Work out how many lines of the listing hold "Entry", then state only that count.

[Items from a data source]
-.-.-
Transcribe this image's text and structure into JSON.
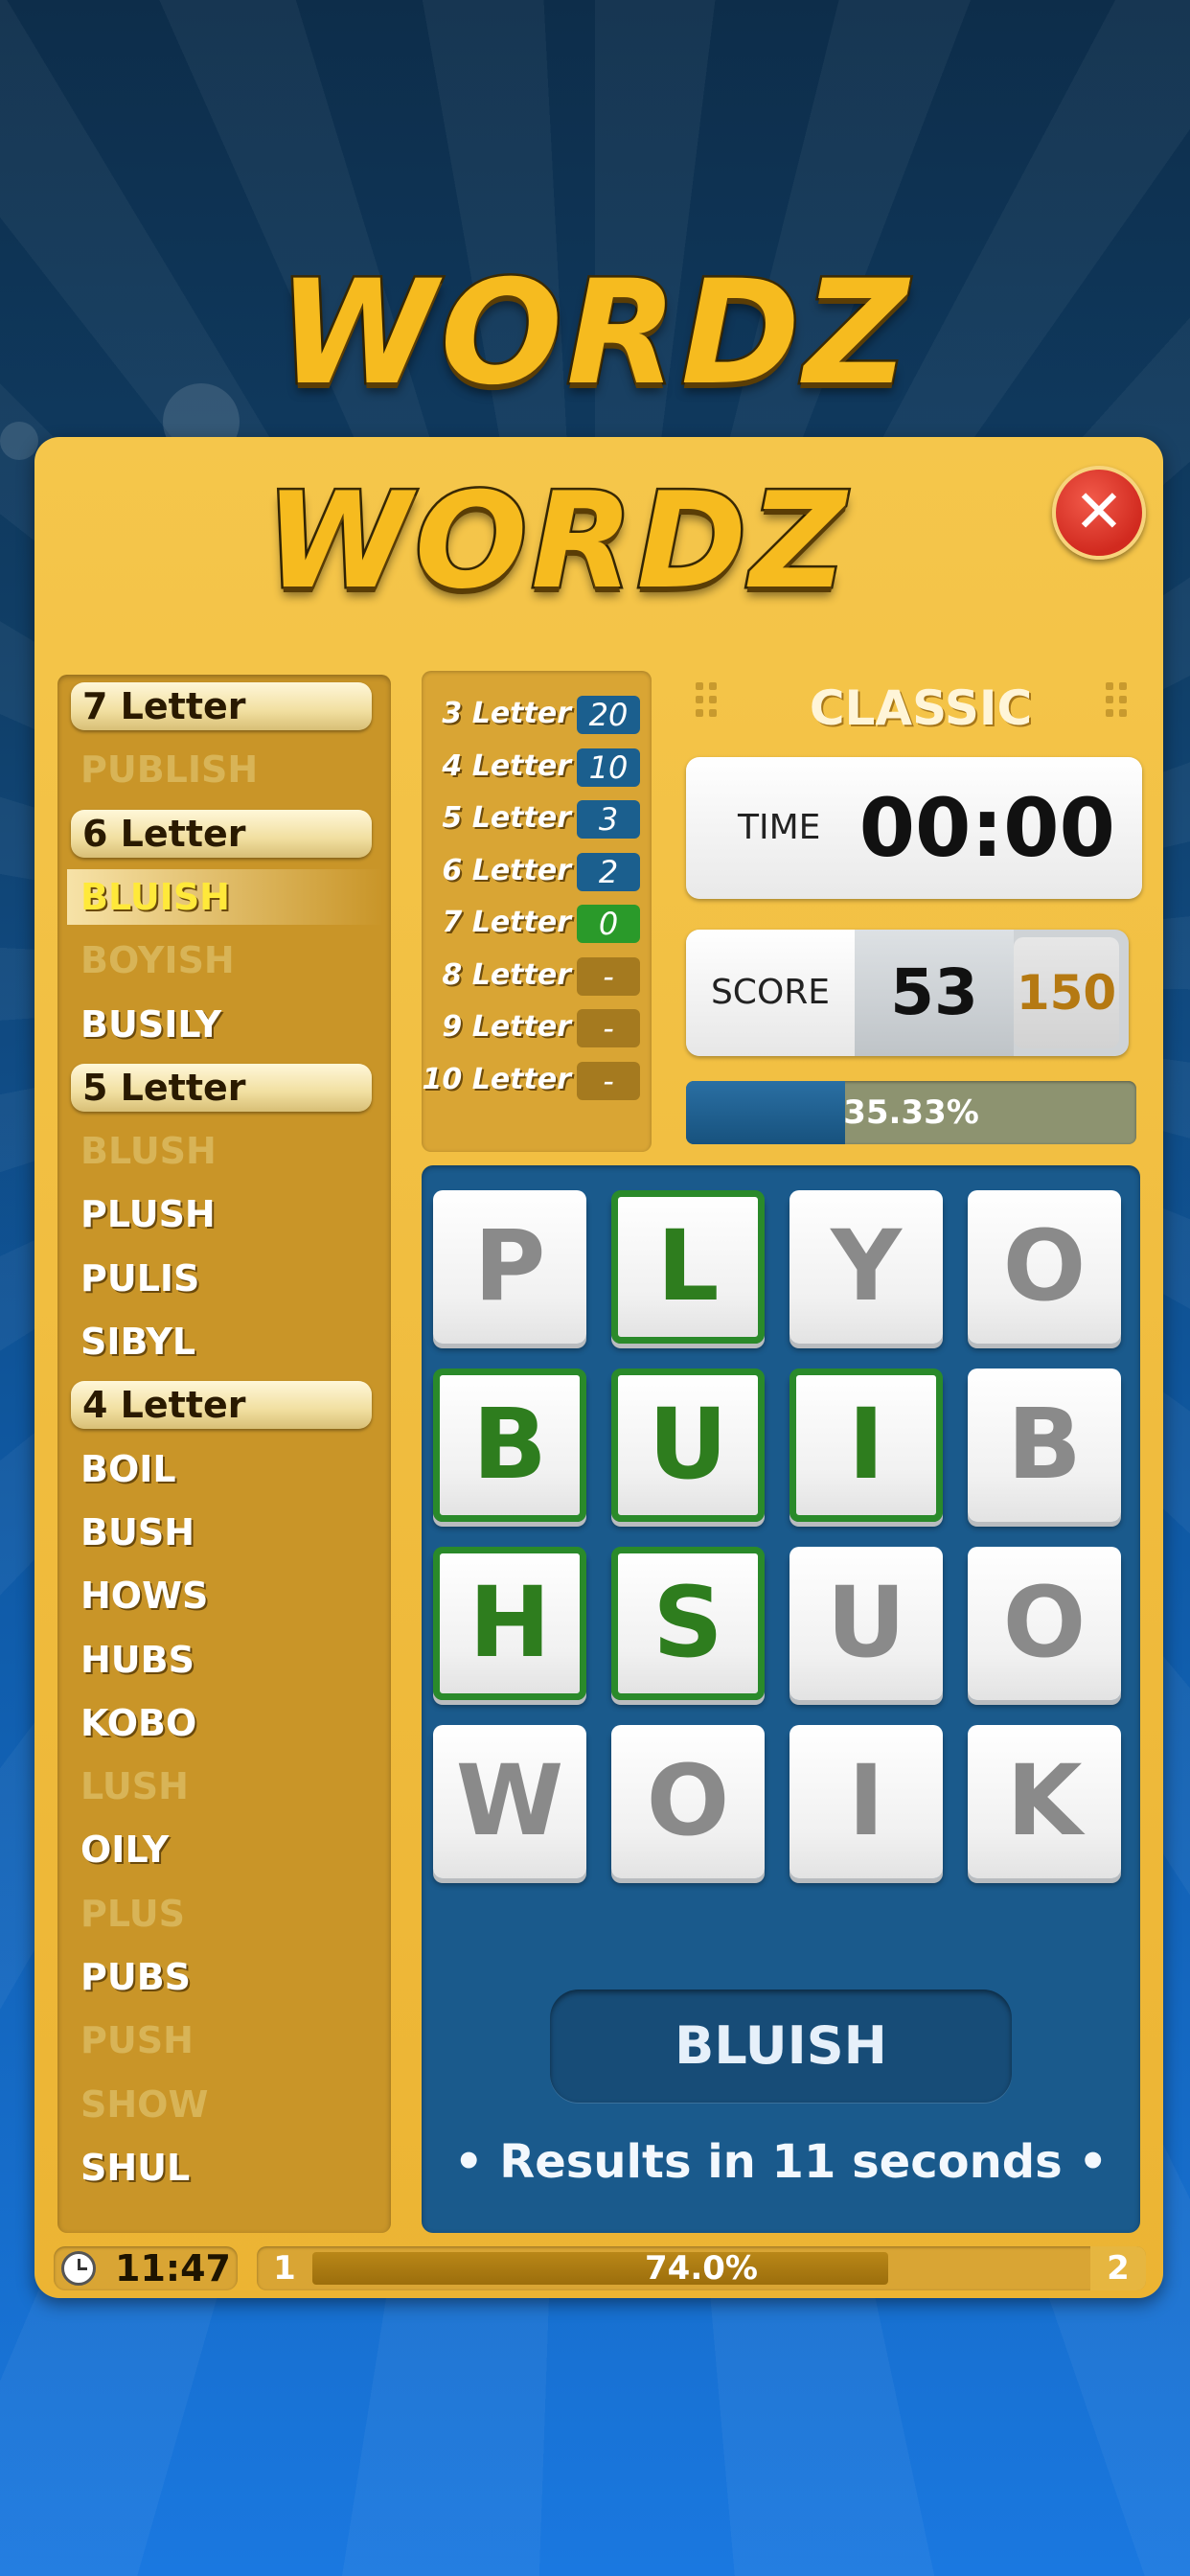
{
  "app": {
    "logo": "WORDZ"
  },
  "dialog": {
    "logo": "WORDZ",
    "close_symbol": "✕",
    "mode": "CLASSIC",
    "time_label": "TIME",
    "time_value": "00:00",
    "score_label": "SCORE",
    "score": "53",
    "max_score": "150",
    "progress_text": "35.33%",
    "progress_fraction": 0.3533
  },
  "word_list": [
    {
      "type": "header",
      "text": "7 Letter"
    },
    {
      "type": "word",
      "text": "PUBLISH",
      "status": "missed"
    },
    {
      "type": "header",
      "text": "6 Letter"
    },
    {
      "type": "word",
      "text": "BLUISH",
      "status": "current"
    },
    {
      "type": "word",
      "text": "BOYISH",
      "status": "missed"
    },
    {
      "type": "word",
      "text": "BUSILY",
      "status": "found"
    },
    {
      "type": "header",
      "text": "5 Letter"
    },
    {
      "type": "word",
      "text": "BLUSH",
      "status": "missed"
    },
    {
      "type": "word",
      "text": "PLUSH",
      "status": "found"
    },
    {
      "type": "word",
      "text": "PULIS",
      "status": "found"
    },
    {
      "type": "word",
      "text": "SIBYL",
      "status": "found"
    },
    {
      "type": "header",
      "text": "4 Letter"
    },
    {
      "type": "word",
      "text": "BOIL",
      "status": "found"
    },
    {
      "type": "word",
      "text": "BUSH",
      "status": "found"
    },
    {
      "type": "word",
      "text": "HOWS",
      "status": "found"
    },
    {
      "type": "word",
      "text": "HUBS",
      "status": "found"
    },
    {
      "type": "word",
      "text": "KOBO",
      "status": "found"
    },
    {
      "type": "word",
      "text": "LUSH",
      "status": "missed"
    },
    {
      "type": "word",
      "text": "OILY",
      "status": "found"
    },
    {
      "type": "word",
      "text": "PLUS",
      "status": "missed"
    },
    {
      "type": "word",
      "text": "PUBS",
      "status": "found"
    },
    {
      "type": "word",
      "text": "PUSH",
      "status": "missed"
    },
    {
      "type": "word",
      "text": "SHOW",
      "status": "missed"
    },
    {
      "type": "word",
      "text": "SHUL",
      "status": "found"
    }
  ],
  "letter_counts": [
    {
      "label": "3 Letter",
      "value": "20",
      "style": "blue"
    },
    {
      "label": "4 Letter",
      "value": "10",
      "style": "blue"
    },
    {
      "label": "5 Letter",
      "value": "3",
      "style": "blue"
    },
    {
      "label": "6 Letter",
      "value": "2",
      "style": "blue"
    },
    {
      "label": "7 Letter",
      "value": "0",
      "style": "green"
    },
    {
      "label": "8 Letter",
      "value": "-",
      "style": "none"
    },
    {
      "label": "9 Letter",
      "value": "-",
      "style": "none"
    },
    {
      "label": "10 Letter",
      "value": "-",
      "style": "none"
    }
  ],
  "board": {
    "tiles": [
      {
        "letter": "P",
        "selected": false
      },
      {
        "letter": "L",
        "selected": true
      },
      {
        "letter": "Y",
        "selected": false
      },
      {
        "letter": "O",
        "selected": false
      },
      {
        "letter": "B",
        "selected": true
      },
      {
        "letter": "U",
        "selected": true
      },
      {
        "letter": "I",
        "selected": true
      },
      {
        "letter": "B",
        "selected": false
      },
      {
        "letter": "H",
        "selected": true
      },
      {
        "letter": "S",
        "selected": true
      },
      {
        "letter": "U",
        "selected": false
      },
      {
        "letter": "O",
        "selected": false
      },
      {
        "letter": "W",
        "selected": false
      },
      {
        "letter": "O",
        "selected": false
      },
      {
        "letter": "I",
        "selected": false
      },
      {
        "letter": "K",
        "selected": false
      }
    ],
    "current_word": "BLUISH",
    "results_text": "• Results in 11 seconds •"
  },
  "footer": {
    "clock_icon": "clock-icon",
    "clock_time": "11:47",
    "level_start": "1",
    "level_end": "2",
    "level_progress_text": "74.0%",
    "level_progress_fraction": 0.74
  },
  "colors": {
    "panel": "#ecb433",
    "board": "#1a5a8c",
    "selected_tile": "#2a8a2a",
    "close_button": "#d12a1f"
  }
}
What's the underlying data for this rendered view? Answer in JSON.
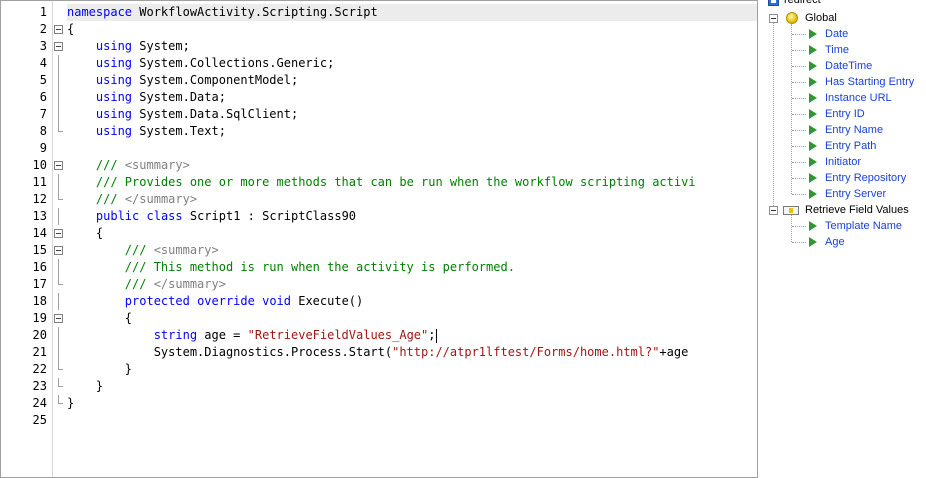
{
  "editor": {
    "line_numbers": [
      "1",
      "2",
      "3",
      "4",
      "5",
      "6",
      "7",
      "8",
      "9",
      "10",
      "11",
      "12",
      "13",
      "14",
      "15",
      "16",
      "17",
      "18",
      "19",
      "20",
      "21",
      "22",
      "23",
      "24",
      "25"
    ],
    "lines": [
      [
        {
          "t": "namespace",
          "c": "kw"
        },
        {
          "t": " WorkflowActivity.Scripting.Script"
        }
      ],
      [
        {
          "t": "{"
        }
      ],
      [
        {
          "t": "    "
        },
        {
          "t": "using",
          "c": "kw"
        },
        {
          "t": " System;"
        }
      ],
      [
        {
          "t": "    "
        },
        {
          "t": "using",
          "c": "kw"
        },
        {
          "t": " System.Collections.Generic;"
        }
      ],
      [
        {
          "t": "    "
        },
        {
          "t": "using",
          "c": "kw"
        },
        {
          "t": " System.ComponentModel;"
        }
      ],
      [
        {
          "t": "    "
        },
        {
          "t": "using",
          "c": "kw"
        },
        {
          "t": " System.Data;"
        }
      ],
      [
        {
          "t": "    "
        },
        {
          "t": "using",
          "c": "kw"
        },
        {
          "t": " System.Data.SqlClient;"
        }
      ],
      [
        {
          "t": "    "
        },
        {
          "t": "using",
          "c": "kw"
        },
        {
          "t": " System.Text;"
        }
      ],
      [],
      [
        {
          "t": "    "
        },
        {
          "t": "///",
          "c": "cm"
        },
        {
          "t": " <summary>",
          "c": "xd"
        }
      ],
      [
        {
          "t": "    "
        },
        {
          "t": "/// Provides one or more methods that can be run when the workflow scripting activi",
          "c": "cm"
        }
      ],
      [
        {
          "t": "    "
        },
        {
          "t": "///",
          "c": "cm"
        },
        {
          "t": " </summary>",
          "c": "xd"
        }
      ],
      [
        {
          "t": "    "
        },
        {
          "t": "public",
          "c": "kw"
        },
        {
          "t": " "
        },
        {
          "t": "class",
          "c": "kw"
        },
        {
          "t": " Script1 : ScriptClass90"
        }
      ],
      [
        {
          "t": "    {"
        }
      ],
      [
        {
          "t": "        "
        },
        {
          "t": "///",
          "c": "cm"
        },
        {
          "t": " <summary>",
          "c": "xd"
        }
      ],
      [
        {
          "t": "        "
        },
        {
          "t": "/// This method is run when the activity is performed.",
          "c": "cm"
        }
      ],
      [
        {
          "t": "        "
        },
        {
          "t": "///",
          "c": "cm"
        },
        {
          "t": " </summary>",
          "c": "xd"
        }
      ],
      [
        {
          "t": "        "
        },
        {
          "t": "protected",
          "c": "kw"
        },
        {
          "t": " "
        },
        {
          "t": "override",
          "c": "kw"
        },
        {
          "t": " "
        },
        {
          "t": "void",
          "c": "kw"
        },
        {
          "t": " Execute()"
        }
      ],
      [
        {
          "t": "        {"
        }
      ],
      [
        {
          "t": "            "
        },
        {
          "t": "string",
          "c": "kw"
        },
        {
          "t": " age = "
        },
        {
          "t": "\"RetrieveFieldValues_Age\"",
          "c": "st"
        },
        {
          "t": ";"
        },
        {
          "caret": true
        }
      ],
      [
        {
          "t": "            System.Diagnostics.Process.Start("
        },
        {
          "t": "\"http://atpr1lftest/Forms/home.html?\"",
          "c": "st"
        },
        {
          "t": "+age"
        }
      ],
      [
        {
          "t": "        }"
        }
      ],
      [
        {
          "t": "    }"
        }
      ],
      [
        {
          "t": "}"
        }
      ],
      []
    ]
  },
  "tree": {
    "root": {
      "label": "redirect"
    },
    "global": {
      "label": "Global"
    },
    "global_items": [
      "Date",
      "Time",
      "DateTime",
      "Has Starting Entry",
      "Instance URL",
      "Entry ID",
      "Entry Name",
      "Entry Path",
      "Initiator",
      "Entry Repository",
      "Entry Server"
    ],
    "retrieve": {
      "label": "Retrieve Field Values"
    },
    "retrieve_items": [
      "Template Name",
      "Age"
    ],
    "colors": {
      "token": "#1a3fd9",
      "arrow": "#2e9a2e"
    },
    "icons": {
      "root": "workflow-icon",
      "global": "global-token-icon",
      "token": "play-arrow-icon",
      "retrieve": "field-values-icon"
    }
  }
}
-.-.-
Right answer: 6